__Aim of the exercise__:
Give the listing below again in full, exactly as written.

━━━

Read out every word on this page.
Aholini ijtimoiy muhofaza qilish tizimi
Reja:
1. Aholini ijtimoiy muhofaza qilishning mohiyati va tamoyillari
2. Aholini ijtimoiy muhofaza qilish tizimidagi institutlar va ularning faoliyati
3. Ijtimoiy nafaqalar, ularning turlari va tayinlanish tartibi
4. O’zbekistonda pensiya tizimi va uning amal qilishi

━━━

__The response__:
Read out every word on this page.
Aholini ijtimoiy muhofaza qilish tizimi
Reja:
1. Aholini ijtimoiy muhofaza qilishning mohiyati va tamoyillari
2. Aholini ijtimoiy muhofaza qilish tizimidagi institutlar va ularning faoliyati
3. Ijtimoiy nafaqalar, ularning turlari va tayinlanish tartibi
4. O’zbekistonda pensiya tizimi va uning amal qilishi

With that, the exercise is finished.